== DATASET

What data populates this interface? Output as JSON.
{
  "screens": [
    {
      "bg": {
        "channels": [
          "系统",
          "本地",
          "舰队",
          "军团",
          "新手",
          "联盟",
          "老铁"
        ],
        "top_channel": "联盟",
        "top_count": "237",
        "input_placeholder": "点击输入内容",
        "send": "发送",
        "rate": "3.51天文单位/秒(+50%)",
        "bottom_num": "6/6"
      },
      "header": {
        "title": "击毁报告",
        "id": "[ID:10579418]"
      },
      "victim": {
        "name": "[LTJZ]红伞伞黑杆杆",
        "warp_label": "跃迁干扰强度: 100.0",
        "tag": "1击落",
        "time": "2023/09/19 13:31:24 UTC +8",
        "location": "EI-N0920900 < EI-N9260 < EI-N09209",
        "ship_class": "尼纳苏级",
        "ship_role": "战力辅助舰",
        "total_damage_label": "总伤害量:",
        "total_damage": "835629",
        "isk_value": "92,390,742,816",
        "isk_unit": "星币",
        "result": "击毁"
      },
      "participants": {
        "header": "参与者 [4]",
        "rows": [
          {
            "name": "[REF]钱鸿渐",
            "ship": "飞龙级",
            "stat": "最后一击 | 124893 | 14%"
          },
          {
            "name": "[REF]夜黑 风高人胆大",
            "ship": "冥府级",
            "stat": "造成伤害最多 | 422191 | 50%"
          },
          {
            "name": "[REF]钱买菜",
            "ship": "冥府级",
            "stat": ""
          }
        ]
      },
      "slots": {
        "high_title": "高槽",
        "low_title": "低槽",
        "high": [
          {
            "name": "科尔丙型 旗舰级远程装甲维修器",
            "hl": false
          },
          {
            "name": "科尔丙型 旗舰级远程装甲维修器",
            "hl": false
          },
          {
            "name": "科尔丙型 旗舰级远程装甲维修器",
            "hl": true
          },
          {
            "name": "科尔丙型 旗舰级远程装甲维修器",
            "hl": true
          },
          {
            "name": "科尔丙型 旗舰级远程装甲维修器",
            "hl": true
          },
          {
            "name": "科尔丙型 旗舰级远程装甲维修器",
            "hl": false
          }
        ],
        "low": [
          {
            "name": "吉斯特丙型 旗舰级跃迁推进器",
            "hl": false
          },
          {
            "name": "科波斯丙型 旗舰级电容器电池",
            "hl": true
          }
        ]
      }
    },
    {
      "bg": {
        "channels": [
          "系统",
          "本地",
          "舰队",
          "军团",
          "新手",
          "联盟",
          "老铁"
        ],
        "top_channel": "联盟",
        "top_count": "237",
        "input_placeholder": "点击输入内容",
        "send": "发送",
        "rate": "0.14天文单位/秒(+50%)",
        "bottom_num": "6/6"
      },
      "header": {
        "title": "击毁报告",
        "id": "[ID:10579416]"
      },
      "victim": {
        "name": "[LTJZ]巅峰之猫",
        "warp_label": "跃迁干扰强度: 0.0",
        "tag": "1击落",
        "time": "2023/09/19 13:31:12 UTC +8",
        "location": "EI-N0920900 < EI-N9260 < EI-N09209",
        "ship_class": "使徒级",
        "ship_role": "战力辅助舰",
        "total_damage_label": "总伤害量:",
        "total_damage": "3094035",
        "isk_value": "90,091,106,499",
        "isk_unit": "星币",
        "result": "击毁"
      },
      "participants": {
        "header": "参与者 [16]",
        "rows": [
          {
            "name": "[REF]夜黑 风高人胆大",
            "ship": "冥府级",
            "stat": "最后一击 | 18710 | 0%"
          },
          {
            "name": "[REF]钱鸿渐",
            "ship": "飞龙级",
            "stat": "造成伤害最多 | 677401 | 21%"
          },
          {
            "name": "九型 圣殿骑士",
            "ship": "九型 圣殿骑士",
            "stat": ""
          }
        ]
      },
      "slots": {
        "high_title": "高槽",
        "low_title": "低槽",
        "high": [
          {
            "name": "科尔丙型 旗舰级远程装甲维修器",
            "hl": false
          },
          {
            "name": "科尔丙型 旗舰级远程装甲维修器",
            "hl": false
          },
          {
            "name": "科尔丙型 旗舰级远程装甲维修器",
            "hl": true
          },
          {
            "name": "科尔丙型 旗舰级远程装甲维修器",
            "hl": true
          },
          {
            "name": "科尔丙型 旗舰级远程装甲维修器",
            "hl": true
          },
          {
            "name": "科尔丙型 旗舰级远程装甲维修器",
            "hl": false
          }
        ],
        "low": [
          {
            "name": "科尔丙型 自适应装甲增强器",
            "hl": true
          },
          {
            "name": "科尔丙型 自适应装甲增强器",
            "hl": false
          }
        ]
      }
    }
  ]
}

====

• _DIRECTIVE_
Reproduce the listing above verbatim, from first line to last.

• _CORRECT RESULT_
What data populates this interface? Output as JSON.
{
  "screens": [
    {
      "bg": {
        "channels": [
          "系统",
          "本地",
          "舰队",
          "军团",
          "新手",
          "联盟",
          "老铁"
        ],
        "top_channel": "联盟",
        "top_count": "237",
        "input_placeholder": "点击输入内容",
        "send": "发送",
        "rate": "3.51天文单位/秒(+50%)",
        "bottom_num": "6/6"
      },
      "header": {
        "title": "击毁报告",
        "id": "[ID:10579418]"
      },
      "victim": {
        "name": "[LTJZ]红伞伞黑杆杆",
        "warp_label": "跃迁干扰强度: 100.0",
        "tag": "1击落",
        "time": "2023/09/19 13:31:24 UTC +8",
        "location": "EI-N0920900 < EI-N9260 < EI-N09209",
        "ship_class": "尼纳苏级",
        "ship_role": "战力辅助舰",
        "total_damage_label": "总伤害量:",
        "total_damage": "835629",
        "isk_value": "92,390,742,816",
        "isk_unit": "星币",
        "result": "击毁"
      },
      "participants": {
        "header": "参与者 [4]",
        "rows": [
          {
            "name": "[REF]钱鸿渐",
            "ship": "飞龙级",
            "stat": "最后一击 | 124893 | 14%"
          },
          {
            "name": "[REF]夜黑 风高人胆大",
            "ship": "冥府级",
            "stat": "造成伤害最多 | 422191 | 50%"
          },
          {
            "name": "[REF]钱买菜",
            "ship": "冥府级",
            "stat": ""
          }
        ]
      },
      "slots": {
        "high_title": "高槽",
        "low_title": "低槽",
        "high": [
          {
            "name": "科尔丙型 旗舰级远程装甲维修器",
            "hl": false
          },
          {
            "name": "科尔丙型 旗舰级远程装甲维修器",
            "hl": false
          },
          {
            "name": "科尔丙型 旗舰级远程装甲维修器",
            "hl": true
          },
          {
            "name": "科尔丙型 旗舰级远程装甲维修器",
            "hl": true
          },
          {
            "name": "科尔丙型 旗舰级远程装甲维修器",
            "hl": true
          },
          {
            "name": "科尔丙型 旗舰级远程装甲维修器",
            "hl": false
          }
        ],
        "low": [
          {
            "name": "吉斯特丙型 旗舰级跃迁推进器",
            "hl": false
          },
          {
            "name": "科波斯丙型 旗舰级电容器电池",
            "hl": true
          }
        ]
      }
    },
    {
      "bg": {
        "channels": [
          "系统",
          "本地",
          "舰队",
          "军团",
          "新手",
          "联盟",
          "老铁"
        ],
        "top_channel": "联盟",
        "top_count": "237",
        "input_placeholder": "点击输入内容",
        "send": "发送",
        "rate": "0.14天文单位/秒(+50%)",
        "bottom_num": "6/6"
      },
      "header": {
        "title": "击毁报告",
        "id": "[ID:10579416]"
      },
      "victim": {
        "name": "[LTJZ]巅峰之猫",
        "warp_label": "跃迁干扰强度: 0.0",
        "tag": "1击落",
        "time": "2023/09/19 13:31:12 UTC +8",
        "location": "EI-N0920900 < EI-N9260 < EI-N09209",
        "ship_class": "使徒级",
        "ship_role": "战力辅助舰",
        "total_damage_label": "总伤害量:",
        "total_damage": "3094035",
        "isk_value": "90,091,106,499",
        "isk_unit": "星币",
        "result": "击毁"
      },
      "participants": {
        "header": "参与者 [16]",
        "rows": [
          {
            "name": "[REF]夜黑 风高人胆大",
            "ship": "冥府级",
            "stat": "最后一击 | 18710 | 0%"
          },
          {
            "name": "[REF]钱鸿渐",
            "ship": "飞龙级",
            "stat": "造成伤害最多 | 677401 | 21%"
          },
          {
            "name": "九型 圣殿骑士",
            "ship": "九型 圣殿骑士",
            "stat": ""
          }
        ]
      },
      "slots": {
        "high_title": "高槽",
        "low_title": "低槽",
        "high": [
          {
            "name": "科尔丙型 旗舰级远程装甲维修器",
            "hl": false
          },
          {
            "name": "科尔丙型 旗舰级远程装甲维修器",
            "hl": false
          },
          {
            "name": "科尔丙型 旗舰级远程装甲维修器",
            "hl": true
          },
          {
            "name": "科尔丙型 旗舰级远程装甲维修器",
            "hl": true
          },
          {
            "name": "科尔丙型 旗舰级远程装甲维修器",
            "hl": true
          },
          {
            "name": "科尔丙型 旗舰级远程装甲维修器",
            "hl": false
          }
        ],
        "low": [
          {
            "name": "科尔丙型 自适应装甲增强器",
            "hl": true
          },
          {
            "name": "科尔丙型 自适应装甲增强器",
            "hl": false
          }
        ]
      }
    }
  ]
}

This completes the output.